§ Stated problem
For each line that holds "广东省建设工程施工工期定额", copy the line out.

§ Data for the task
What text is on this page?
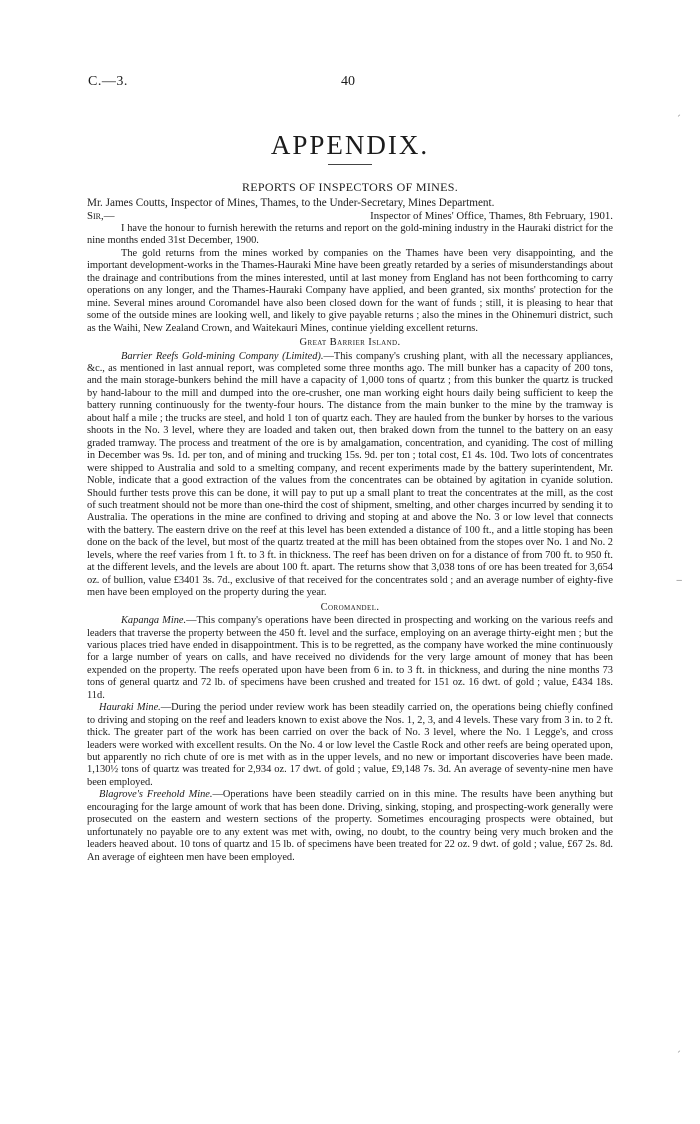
C.—3.	40
APPENDIX.
REPORTS OF INSPECTORS OF MINES.

Mr. James Coutts, Inspector of Mines, Thames, to the Under-Secretary, Mines Department.

Sir,—	Inspector of Mines' Office, Thames, 8th February, 1901.

I have the honour to furnish herewith the returns and report on the gold-mining industry in the Hauraki district for the nine months ended 31st December, 1900.

The gold returns from the mines worked by companies on the Thames have been very disappointing, and the important development-works in the Thames-Hauraki Mine have been greatly retarded by a series of misunderstandings about the drainage and contributions from the mines interested, until at last money from England has not been forthcoming to carry operations on any longer, and the Thames-Hauraki Company have applied, and been granted, six months' protection for the mine. Several mines around Coromandel have also been closed down for the want of funds ; still, it is pleasing to hear that some of the outside mines are looking well, and likely to give payable returns ; also the mines in the Ohinemuri district, such as the Waihi, New Zealand Crown, and Waitekauri Mines, continue yielding excellent returns.

Great Barrier Island.

Barrier Reefs Gold-mining Company (Limited).—This company's crushing plant, with all the necessary appliances, &c., as mentioned in last annual report, was completed some three months ago. The mill bunker has a capacity of 200 tons, and the main storage-bunkers behind the mill have a capacity of 1,000 tons of quartz ; from this bunker the quartz is trucked by hand-labour to the mill and dumped into the ore-crusher, one man working eight hours daily being sufficient to keep the battery running continuously for the twenty-four hours. The distance from the main bunker to the mine by the tramway is about half a mile ; the trucks are steel, and hold 1 ton of quartz each. They are hauled from the bunker by horses to the various shoots in the No. 3 level, where they are loaded and taken out, then braked down from the tunnel to the battery on an easy graded tramway. The process and treatment of the ore is by amalgamation, concentration, and cyaniding. The cost of milling in December was 9s. 1d. per ton, and of mining and trucking 15s. 9d. per ton ; total cost, £1 4s. 10d. Two lots of concentrates were shipped to Australia and sold to a smelting company, and recent experiments made by the battery superintendent, Mr. Noble, indicate that a good extraction of the values from the concentrates can be obtained by agitation in cyanide solution. Should further tests prove this can be done, it will pay to put up a small plant to treat the concentrates at the mill, as the cost of such treatment should not be more than one-third the cost of shipment, smelting, and other charges incurred by sending it to Australia. The operations in the mine are confined to driving and stoping at and above the No. 3 or low level that connects with the battery. The eastern drive on the reef at this level has been extended a distance of 100 ft., and a little stoping has been done on the back of the level, but most of the quartz treated at the mill has been obtained from the stopes over No. 1 and No. 2 levels, where the reef varies from 1 ft. to 3 ft. in thickness. The reef has been driven on for a distance of from 700 ft. to 950 ft. at the different levels, and the levels are about 100 ft. apart. The returns show that 3,038 tons of ore has been treated for 3,654 oz. of bullion, value £3401 3s. 7d., exclusive of that received for the concentrates sold ; and an average number of eighty-five men have been employed on the property during the year.

Coromandel.

Kapanga Mine.—This company's operations have been directed in prospecting and working on the various reefs and leaders that traverse the property between the 450 ft. level and the surface, employing on an average thirty-eight men ; but the various places tried have ended in disappointment. This is to be regretted, as the company have worked the mine continuously for a large number of years on calls, and have received no dividends for the very large amount of money that has been expended on the property. The reefs operated upon have been from 6 in. to 3 ft. in thickness, and during the nine months 73 tons of general quartz and 72 lb. of specimens have been crushed and treated for 151 oz. 16 dwt. of gold ; value, £434 18s. 11d.

Hauraki Mine.—During the period under review work has been steadily carried on, the operations being chiefly confined to driving and stoping on the reef and leaders known to exist above the Nos. 1, 2, 3, and 4 levels. These vary from 3 in. to 2 ft. thick. The greater part of the work has been carried on over the back of No. 3 level, where the No. 1 Legge's, and cross leaders were worked with excellent results. On the No. 4 or low level the Castle Rock and other reefs are being operated upon, but apparently no rich chute of ore is met with as in the upper levels, and no new or important discoveries have been made. 1,130½ tons of quartz was treated for 2,934 oz. 17 dwt. of gold ; value, £9,148 7s. 3d. An average of seventy-nine men have been employed.

Blagrove's Freehold Mine.—Operations have been steadily carried on in this mine. The results have been anything but encouraging for the large amount of work that has been done. Driving, sinking, stoping, and prospecting-work generally were prosecuted on the eastern and western sections of the property. Sometimes encouraging prospects were obtained, but unfortunately no payable ore to any extent was met with, owing, no doubt, to the country being very much broken and the leaders heaved about. 10 tons of quartz and 15 lb. of specimens have been treated for 22 oz. 9 dwt. of gold ; value, £67 2s. 8d. An average of eighteen men have been employed.

ˏ
‒
ˏ
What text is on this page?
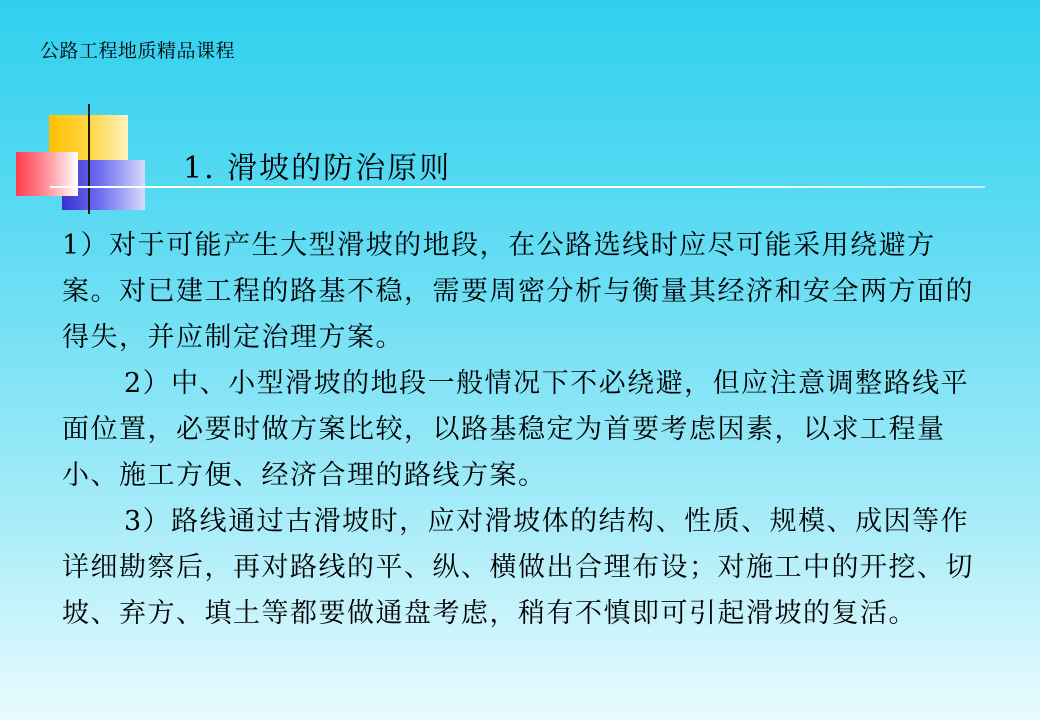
公路工程地质精品课程
1. 滑坡的防治原则

1）对于可能产生大型滑坡的地段，在公路选线时应尽可能采用绕避方案。对已建工程的路基不稳，需要周密分析与衡量其经济和安全两方面的得失，并应制定治理方案。

2）中、小型滑坡的地段一般情况下不必绕避，但应注意调整路线平面位置，必要时做方案比较，以路基稳定为首要考虑因素，以求工程量小、施工方便、经济合理的路线方案。

3）路线通过古滑坡时，应对滑坡体的结构、性质、规模、成因等作详细勘察后，再对路线的平、纵、横做出合理布设；对施工中的开挖、切坡、弃方、填土等都要做通盘考虑，稍有不慎即可引起滑坡的复活。
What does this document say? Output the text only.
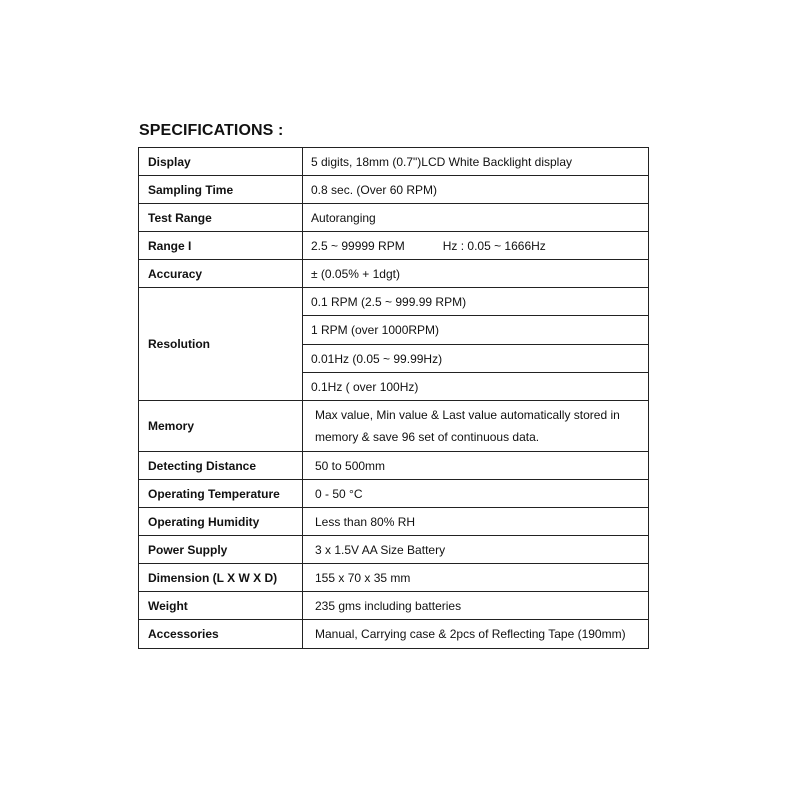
SPECIFICATIONS :
Display	5 digits, 18mm (0.7")LCD White Backlight display
Sampling Time	0.8 sec. (Over 60 RPM)
Test Range	Autoranging
Range I	2.5 ~ 99999 RPM Hz : 0.05 ~ 1666Hz
Accuracy	± (0.05% + 1dgt)
Resolution	0.1 RPM (2.5 ~ 999.99 RPM)
	1 RPM (over 1000RPM)
	0.01Hz (0.05 ~ 99.99Hz)
	0.1Hz ( over 100Hz)
Memory	Max value, Min value & Last value automatically stored in
memory & save 96 set of continuous data.

Detecting Distance	50 to 500mm
Operating Temperature	0 - 50 °C
Operating Humidity	Less than 80% RH
Power Supply	3 x 1.5V AA Size Battery
Dimension (L X W X D)	155 x 70 x 35 mm
Weight	235 gms including batteries
Accessories	Manual, Carrying case & 2pcs of Reflecting Tape (190mm)
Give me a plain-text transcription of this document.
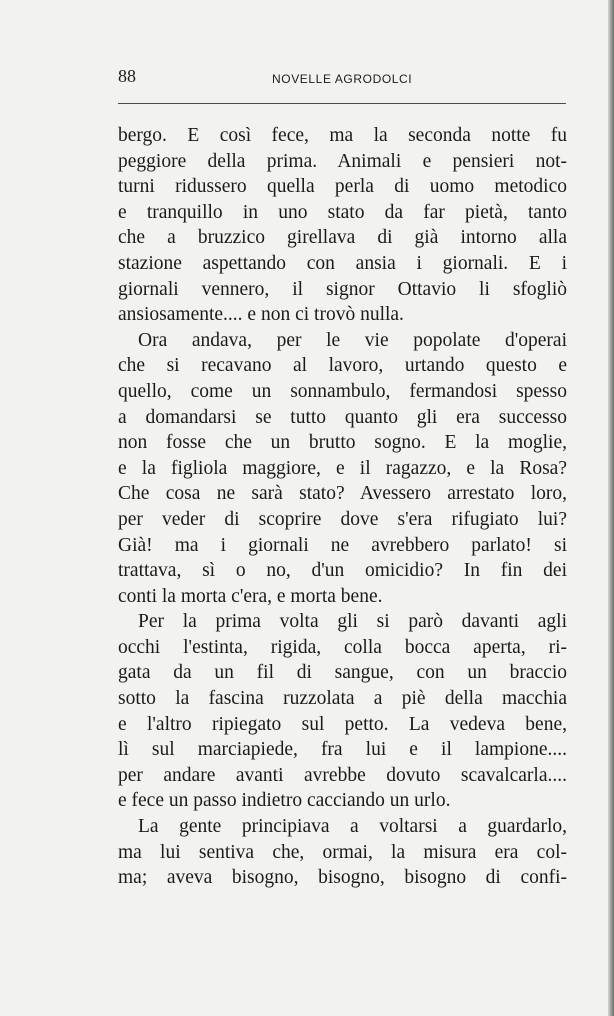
88	NOVELLE AGRODOLCI
bergo. E così fece, ma la seconda notte fu
peggiore della prima. Animali e pensieri not-
turni ridussero quella perla di uomo metodico
e tranquillo in uno stato da far pietà, tanto
che a bruzzico girellava di già intorno alla
stazione aspettando con ansia i giornali. E i
giornali vennero, il signor Ottavio li sfogliò
ansiosamente.... e non ci trovò nulla.
Ora andava, per le vie popolate d'operai
che si recavano al lavoro, urtando questo e
quello, come un sonnambulo, fermandosi spesso
a domandarsi se tutto quanto gli era successo
non fosse che un brutto sogno. E la moglie,
e la figliola maggiore, e il ragazzo, e la Rosa?
Che cosa ne sarà stato? Avessero arrestato loro,
per veder di scoprire dove s'era rifugiato lui?
Già! ma i giornali ne avrebbero parlato! si
trattava, sì o no, d'un omicidio? In fin dei
conti la morta c'era, e morta bene.
Per la prima volta gli si parò davanti agli
occhi l'estinta, rigida, colla bocca aperta, ri-
gata da un fil di sangue, con un braccio
sotto la fascina ruzzolata a piè della macchia
e l'altro ripiegato sul petto. La vedeva bene,
lì sul marciapiede, fra lui e il lampione....
per andare avanti avrebbe dovuto scavalcarla....
e fece un passo indietro cacciando un urlo.
La gente principiava a voltarsi a guardarlo,
ma lui sentiva che, ormai, la misura era col-
ma; aveva bisogno, bisogno, bisogno di confi-
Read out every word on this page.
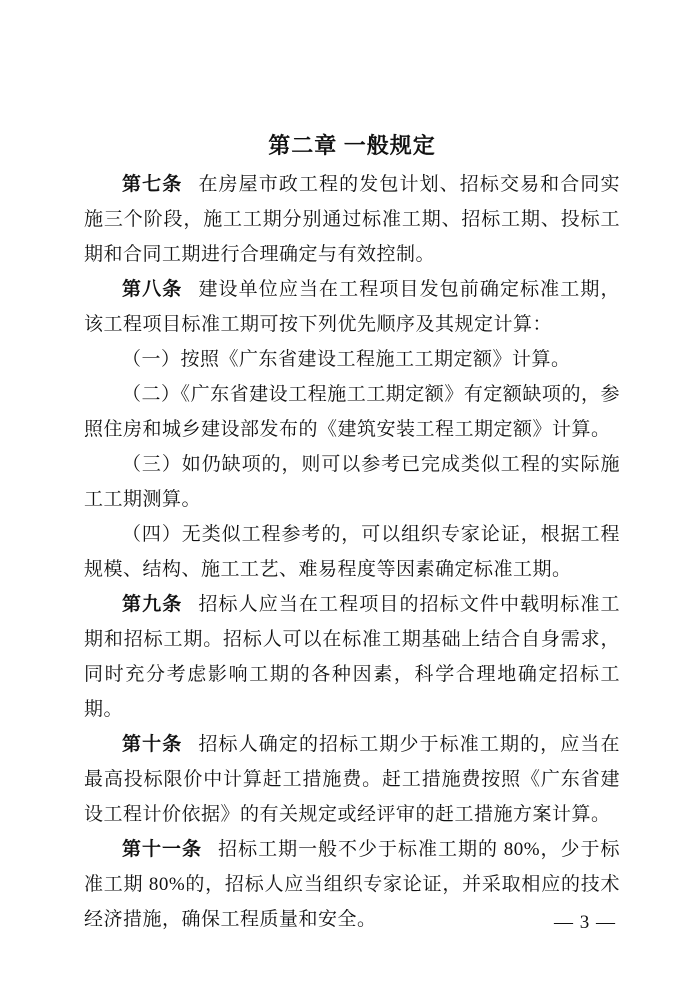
第二章 一般规定

第七条 在房屋市政工程的发包计划、招标交易和合同实施三个阶段，施工工期分别通过标准工期、招标工期、投标工期和合同工期进行合理确定与有效控制。

第八条 建设单位应当在工程项目发包前确定标准工期，该工程项目标准工期可按下列优先顺序及其规定计算：

（一）按照《广东省建设工程施工工期定额》计算。

（二）《广东省建设工程施工工期定额》有定额缺项的，参照住房和城乡建设部发布的《建筑安装工程工期定额》计算。

（三）如仍缺项的，则可以参考已完成类似工程的实际施工工期测算。

（四）无类似工程参考的，可以组织专家论证，根据工程规模、结构、施工工艺、难易程度等因素确定标准工期。

第九条 招标人应当在工程项目的招标文件中载明标准工期和招标工期。招标人可以在标准工期基础上结合自身需求，同时充分考虑影响工期的各种因素，科学合理地确定招标工期。

第十条 招标人确定的招标工期少于标准工期的，应当在最高投标限价中计算赶工措施费。赶工措施费按照《广东省建设工程计价依据》的有关规定或经评审的赶工措施方案计算。

第十一条 招标工期一般不少于标准工期的 80%，少于标准工期 80%的，招标人应当组织专家论证，并采取相应的技术经济措施，确保工程质量和安全。	— 3 —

§ Final result
（一）按照《广东省建设工程施工工期定额》计算。
（二）《广东省建设工程施工工期定额》有定额缺项的，参照住房和城乡建设部发布的《建筑安装工程工期定额》计算。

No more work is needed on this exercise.